=== DATA SUPPLIED ===
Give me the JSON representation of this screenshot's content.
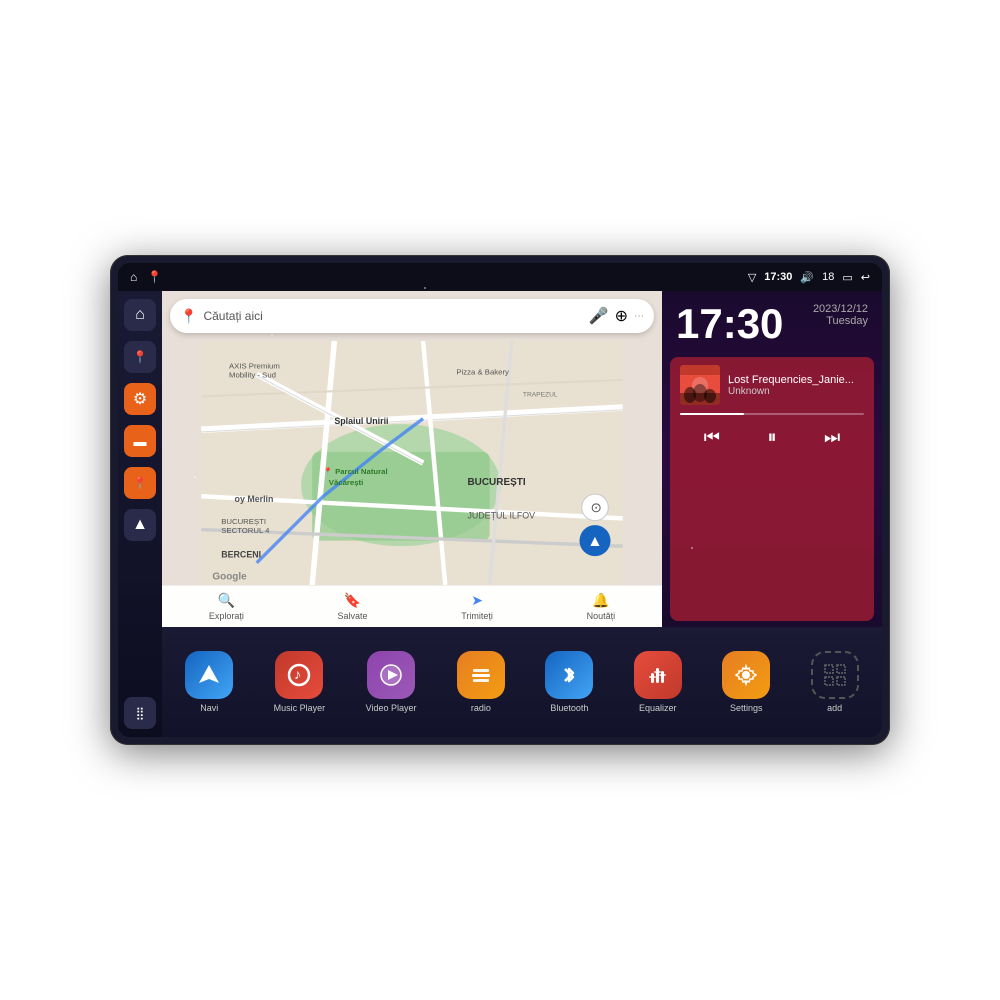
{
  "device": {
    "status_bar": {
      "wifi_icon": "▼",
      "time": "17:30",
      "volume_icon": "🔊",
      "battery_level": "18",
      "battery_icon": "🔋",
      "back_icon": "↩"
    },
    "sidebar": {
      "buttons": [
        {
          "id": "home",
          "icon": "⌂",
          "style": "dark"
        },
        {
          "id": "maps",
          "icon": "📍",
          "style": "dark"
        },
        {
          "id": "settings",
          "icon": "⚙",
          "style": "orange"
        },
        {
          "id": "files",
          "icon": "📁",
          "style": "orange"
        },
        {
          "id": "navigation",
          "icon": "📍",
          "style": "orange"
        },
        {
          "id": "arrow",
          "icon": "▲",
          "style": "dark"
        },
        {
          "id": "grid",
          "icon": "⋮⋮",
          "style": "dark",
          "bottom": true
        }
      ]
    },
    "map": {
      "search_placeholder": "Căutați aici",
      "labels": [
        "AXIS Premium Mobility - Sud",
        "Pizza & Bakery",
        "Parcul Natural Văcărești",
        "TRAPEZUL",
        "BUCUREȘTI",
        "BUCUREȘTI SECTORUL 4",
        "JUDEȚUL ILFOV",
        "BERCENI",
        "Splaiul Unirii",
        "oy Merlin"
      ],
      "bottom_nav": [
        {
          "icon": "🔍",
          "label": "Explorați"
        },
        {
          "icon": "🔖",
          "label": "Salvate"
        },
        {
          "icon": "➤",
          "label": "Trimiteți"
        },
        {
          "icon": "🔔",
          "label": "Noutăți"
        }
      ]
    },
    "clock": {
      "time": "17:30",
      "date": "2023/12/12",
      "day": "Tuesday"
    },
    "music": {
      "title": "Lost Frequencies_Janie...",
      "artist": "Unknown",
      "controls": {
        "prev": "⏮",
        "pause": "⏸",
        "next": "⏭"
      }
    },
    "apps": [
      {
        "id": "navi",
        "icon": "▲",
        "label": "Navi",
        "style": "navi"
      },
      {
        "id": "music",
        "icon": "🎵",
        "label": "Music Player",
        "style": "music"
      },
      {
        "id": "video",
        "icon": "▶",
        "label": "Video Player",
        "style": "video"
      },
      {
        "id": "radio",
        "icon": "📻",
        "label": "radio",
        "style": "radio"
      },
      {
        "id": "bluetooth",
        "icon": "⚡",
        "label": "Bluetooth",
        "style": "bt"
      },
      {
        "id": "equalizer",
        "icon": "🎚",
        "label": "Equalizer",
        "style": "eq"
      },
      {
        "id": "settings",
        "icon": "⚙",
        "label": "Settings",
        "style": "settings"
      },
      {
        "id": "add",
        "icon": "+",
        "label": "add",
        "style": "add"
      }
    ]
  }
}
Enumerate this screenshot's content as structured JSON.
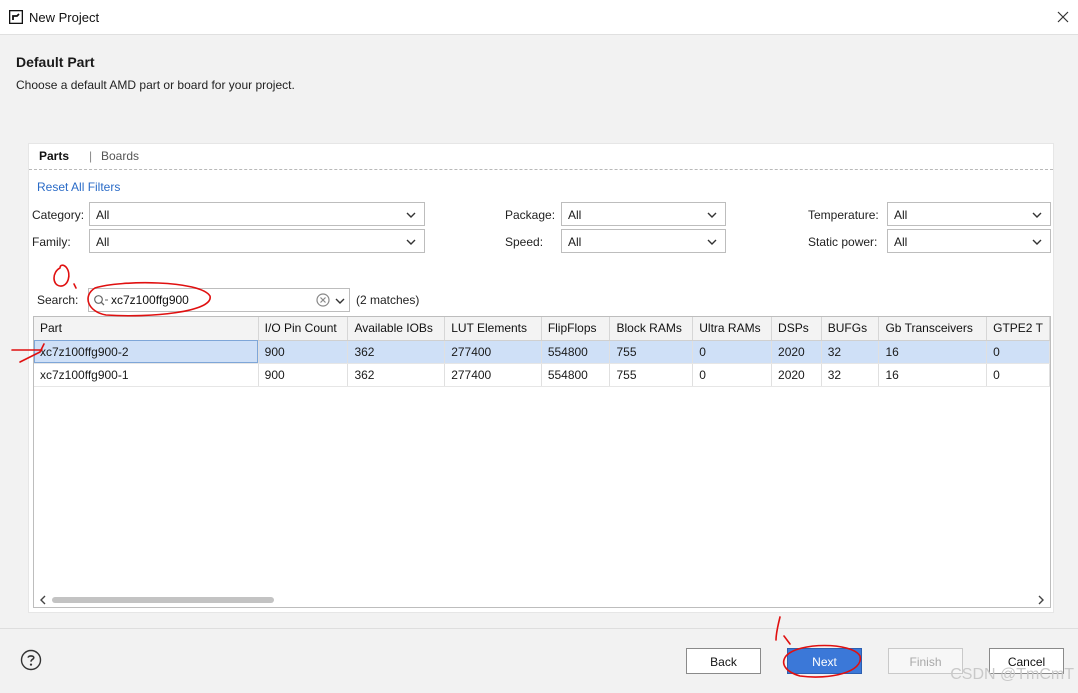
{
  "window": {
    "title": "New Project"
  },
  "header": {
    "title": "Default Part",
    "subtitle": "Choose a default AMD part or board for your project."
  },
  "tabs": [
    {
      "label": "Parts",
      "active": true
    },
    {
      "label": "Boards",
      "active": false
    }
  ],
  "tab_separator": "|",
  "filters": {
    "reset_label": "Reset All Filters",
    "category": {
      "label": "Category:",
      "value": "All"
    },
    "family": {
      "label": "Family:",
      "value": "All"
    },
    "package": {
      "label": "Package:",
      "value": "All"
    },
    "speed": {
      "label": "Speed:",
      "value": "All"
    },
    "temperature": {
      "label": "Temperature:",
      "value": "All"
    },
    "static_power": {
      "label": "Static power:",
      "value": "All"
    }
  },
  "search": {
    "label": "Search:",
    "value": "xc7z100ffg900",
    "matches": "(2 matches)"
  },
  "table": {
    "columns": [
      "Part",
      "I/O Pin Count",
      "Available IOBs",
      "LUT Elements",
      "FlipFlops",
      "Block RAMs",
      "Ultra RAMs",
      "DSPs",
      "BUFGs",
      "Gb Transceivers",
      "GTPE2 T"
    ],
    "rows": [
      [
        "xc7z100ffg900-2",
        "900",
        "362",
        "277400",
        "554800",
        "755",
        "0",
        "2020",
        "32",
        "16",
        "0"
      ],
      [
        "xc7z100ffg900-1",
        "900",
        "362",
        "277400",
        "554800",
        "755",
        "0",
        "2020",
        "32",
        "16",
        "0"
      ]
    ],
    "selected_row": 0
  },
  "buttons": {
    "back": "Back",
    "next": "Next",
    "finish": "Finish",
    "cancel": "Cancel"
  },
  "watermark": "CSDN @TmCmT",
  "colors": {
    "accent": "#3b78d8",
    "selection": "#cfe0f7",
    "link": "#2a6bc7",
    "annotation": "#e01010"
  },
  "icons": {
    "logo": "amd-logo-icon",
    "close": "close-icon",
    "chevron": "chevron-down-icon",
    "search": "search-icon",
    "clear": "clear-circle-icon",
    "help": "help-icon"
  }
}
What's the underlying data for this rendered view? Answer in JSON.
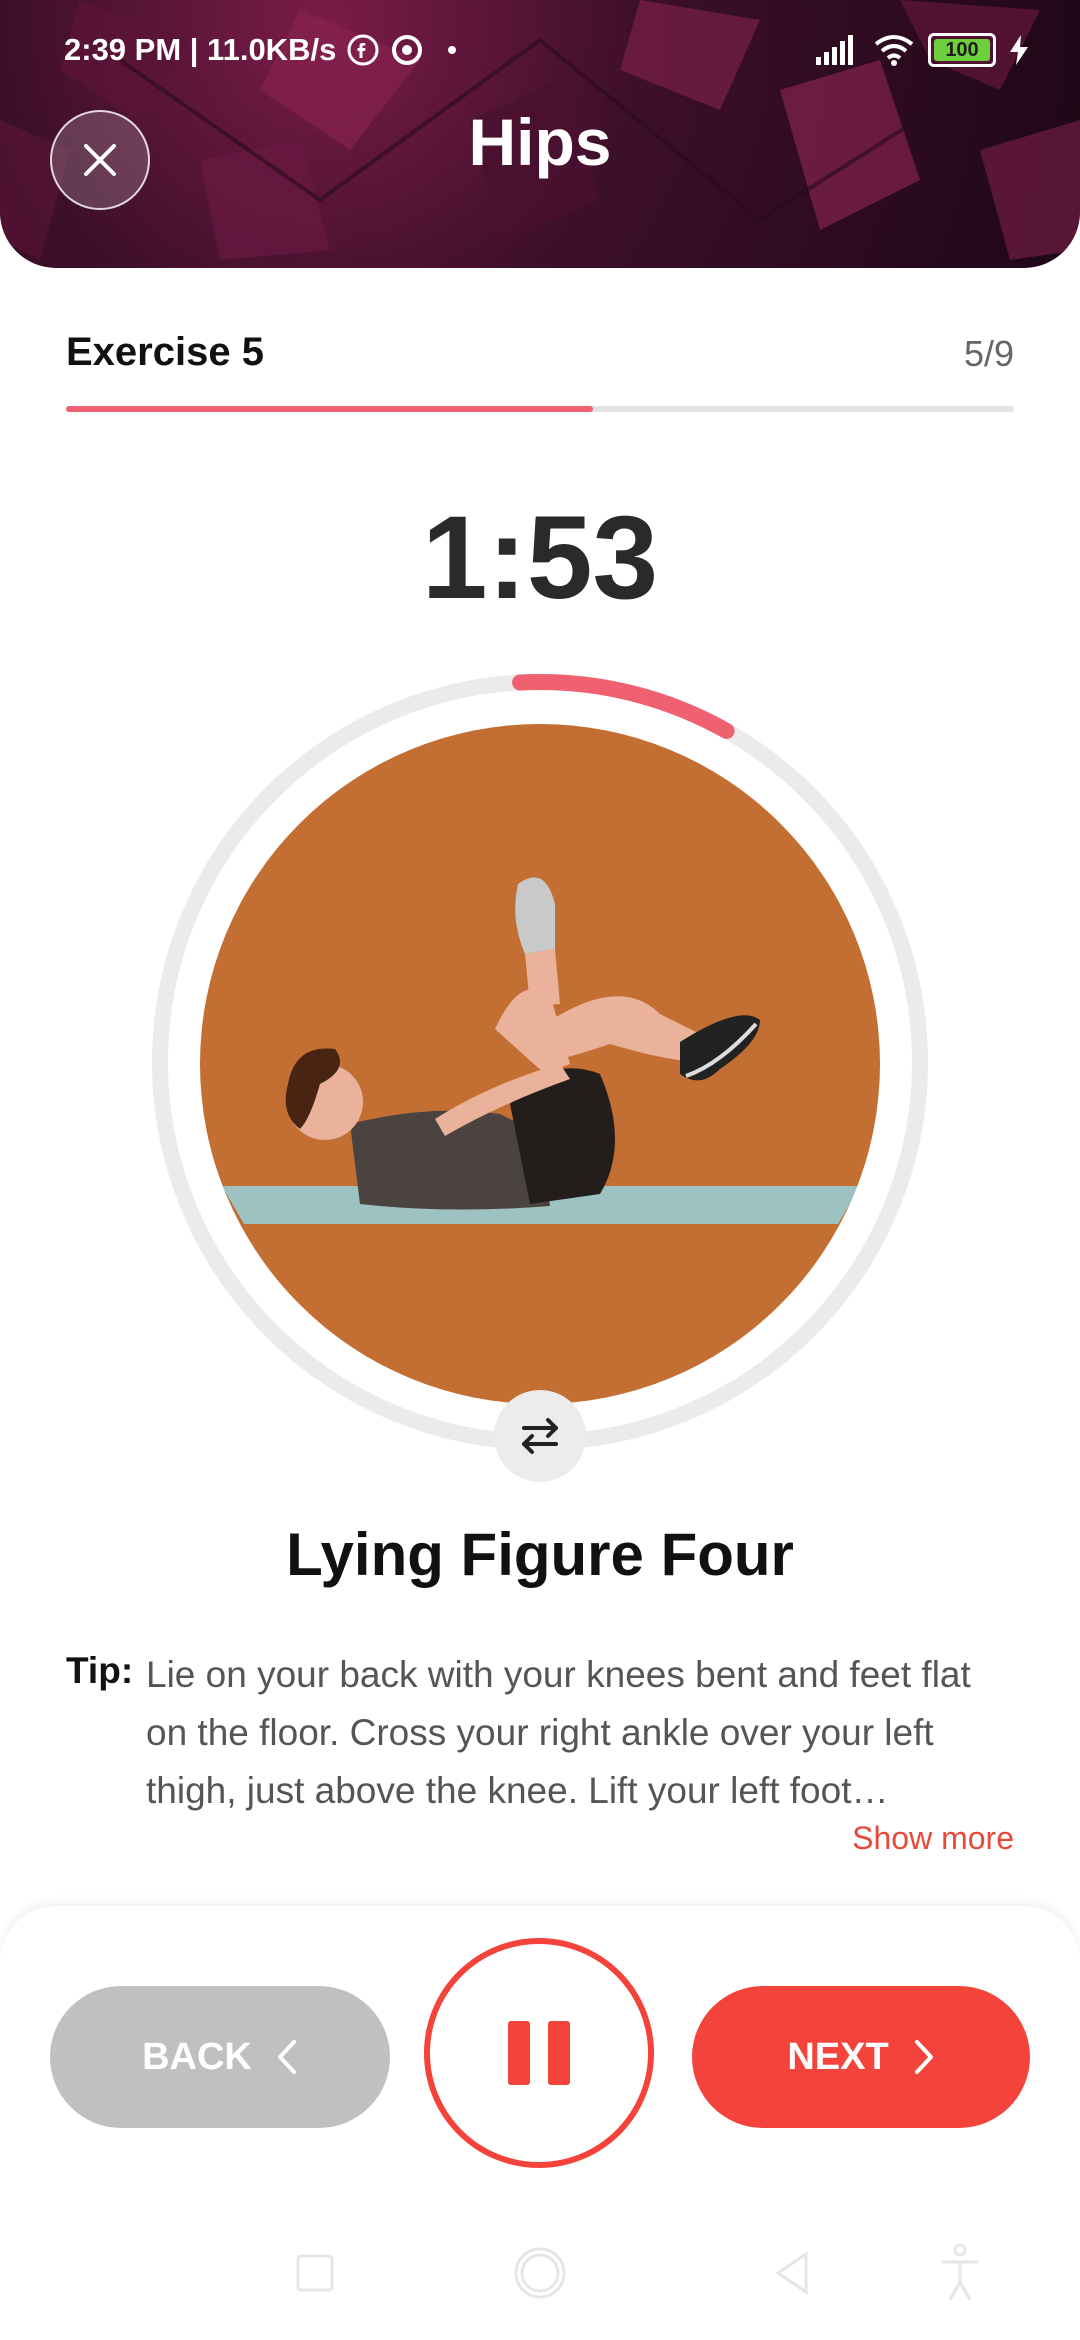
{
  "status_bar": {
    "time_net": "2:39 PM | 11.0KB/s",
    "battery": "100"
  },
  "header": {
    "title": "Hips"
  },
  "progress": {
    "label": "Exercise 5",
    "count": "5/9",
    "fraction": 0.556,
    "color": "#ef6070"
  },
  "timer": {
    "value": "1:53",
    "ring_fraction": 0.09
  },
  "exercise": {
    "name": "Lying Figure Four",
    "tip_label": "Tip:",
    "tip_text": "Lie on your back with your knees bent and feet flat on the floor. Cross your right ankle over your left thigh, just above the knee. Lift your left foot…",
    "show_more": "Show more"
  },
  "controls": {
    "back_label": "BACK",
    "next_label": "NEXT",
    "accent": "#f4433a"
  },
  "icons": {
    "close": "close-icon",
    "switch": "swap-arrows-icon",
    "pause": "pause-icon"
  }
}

=== AIM ===
Images should not appear in the copy; retype the listing above exactly.

=== EXPECTED ANSWER ===
Give me the JSON representation of this screenshot's content.
{
  "device": {
    "status_bar": {
      "wifi_icon": "▼",
      "time": "17:30",
      "volume_icon": "🔊",
      "battery_level": "18",
      "battery_icon": "🔋",
      "back_icon": "↩"
    },
    "sidebar": {
      "buttons": [
        {
          "id": "home",
          "icon": "⌂",
          "style": "dark"
        },
        {
          "id": "maps",
          "icon": "📍",
          "style": "dark"
        },
        {
          "id": "settings",
          "icon": "⚙",
          "style": "orange"
        },
        {
          "id": "files",
          "icon": "📁",
          "style": "orange"
        },
        {
          "id": "navigation",
          "icon": "📍",
          "style": "orange"
        },
        {
          "id": "arrow",
          "icon": "▲",
          "style": "dark"
        },
        {
          "id": "grid",
          "icon": "⋮⋮",
          "style": "dark",
          "bottom": true
        }
      ]
    },
    "map": {
      "search_placeholder": "Căutați aici",
      "labels": [
        "AXIS Premium Mobility - Sud",
        "Pizza & Bakery",
        "Parcul Natural Văcărești",
        "TRAPEZUL",
        "BUCUREȘTI",
        "BUCUREȘTI SECTORUL 4",
        "JUDEȚUL ILFOV",
        "BERCENI",
        "Splaiul Unirii",
        "oy Merlin"
      ],
      "bottom_nav": [
        {
          "icon": "🔍",
          "label": "Explorați"
        },
        {
          "icon": "🔖",
          "label": "Salvate"
        },
        {
          "icon": "➤",
          "label": "Trimiteți"
        },
        {
          "icon": "🔔",
          "label": "Noutăți"
        }
      ]
    },
    "clock": {
      "time": "17:30",
      "date": "2023/12/12",
      "day": "Tuesday"
    },
    "music": {
      "title": "Lost Frequencies_Janie...",
      "artist": "Unknown",
      "controls": {
        "prev": "⏮",
        "pause": "⏸",
        "next": "⏭"
      }
    },
    "apps": [
      {
        "id": "navi",
        "icon": "▲",
        "label": "Navi",
        "style": "navi"
      },
      {
        "id": "music",
        "icon": "🎵",
        "label": "Music Player",
        "style": "music"
      },
      {
        "id": "video",
        "icon": "▶",
        "label": "Video Player",
        "style": "video"
      },
      {
        "id": "radio",
        "icon": "📻",
        "label": "radio",
        "style": "radio"
      },
      {
        "id": "bluetooth",
        "icon": "⚡",
        "label": "Bluetooth",
        "style": "bt"
      },
      {
        "id": "equalizer",
        "icon": "🎚",
        "label": "Equalizer",
        "style": "eq"
      },
      {
        "id": "settings",
        "icon": "⚙",
        "label": "Settings",
        "style": "settings"
      },
      {
        "id": "add",
        "icon": "+",
        "label": "add",
        "style": "add"
      }
    ]
  }
}
Enumerate this screenshot's content as structured JSON.
{
  "window": {
    "title": "New Project"
  },
  "header": {
    "title": "Default Part",
    "subtitle": "Choose a default AMD part or board for your project."
  },
  "tabs": [
    {
      "label": "Parts",
      "active": true
    },
    {
      "label": "Boards",
      "active": false
    }
  ],
  "tab_separator": "|",
  "filters": {
    "reset_label": "Reset All Filters",
    "category": {
      "label": "Category:",
      "value": "All"
    },
    "family": {
      "label": "Family:",
      "value": "All"
    },
    "package": {
      "label": "Package:",
      "value": "All"
    },
    "speed": {
      "label": "Speed:",
      "value": "All"
    },
    "temperature": {
      "label": "Temperature:",
      "value": "All"
    },
    "static_power": {
      "label": "Static power:",
      "value": "All"
    }
  },
  "search": {
    "label": "Search:",
    "value": "xc7z100ffg900",
    "matches": "(2 matches)"
  },
  "table": {
    "columns": [
      "Part",
      "I/O Pin Count",
      "Available IOBs",
      "LUT Elements",
      "FlipFlops",
      "Block RAMs",
      "Ultra RAMs",
      "DSPs",
      "BUFGs",
      "Gb Transceivers",
      "GTPE2 T"
    ],
    "rows": [
      [
        "xc7z100ffg900-2",
        "900",
        "362",
        "277400",
        "554800",
        "755",
        "0",
        "2020",
        "32",
        "16",
        "0"
      ],
      [
        "xc7z100ffg900-1",
        "900",
        "362",
        "277400",
        "554800",
        "755",
        "0",
        "2020",
        "32",
        "16",
        "0"
      ]
    ],
    "selected_row": 0
  },
  "buttons": {
    "back": "Back",
    "next": "Next",
    "finish": "Finish",
    "cancel": "Cancel"
  },
  "watermark": "CSDN @TmCmT",
  "colors": {
    "accent": "#3b78d8",
    "selection": "#cfe0f7",
    "link": "#2a6bc7",
    "annotation": "#e01010"
  },
  "icons": {
    "logo": "amd-logo-icon",
    "close": "close-icon",
    "chevron": "chevron-down-icon",
    "search": "search-icon",
    "clear": "clear-circle-icon",
    "help": "help-icon"
  }
}
What's the underlying data for this rendered view? Answer in JSON.
{
  "status_bar": {
    "time_net": "2:39 PM | 11.0KB/s",
    "battery": "100"
  },
  "header": {
    "title": "Hips"
  },
  "progress": {
    "label": "Exercise 5",
    "count": "5/9",
    "fraction": 0.556,
    "color": "#ef6070"
  },
  "timer": {
    "value": "1:53",
    "ring_fraction": 0.09
  },
  "exercise": {
    "name": "Lying Figure Four",
    "tip_label": "Tip:",
    "tip_text": "Lie on your back with your knees bent and feet flat on the floor. Cross your right ankle over your left thigh, just above the knee. Lift your left foot…",
    "show_more": "Show more"
  },
  "controls": {
    "back_label": "BACK",
    "next_label": "NEXT",
    "accent": "#f4433a"
  },
  "icons": {
    "close": "close-icon",
    "switch": "swap-arrows-icon",
    "pause": "pause-icon"
  }
}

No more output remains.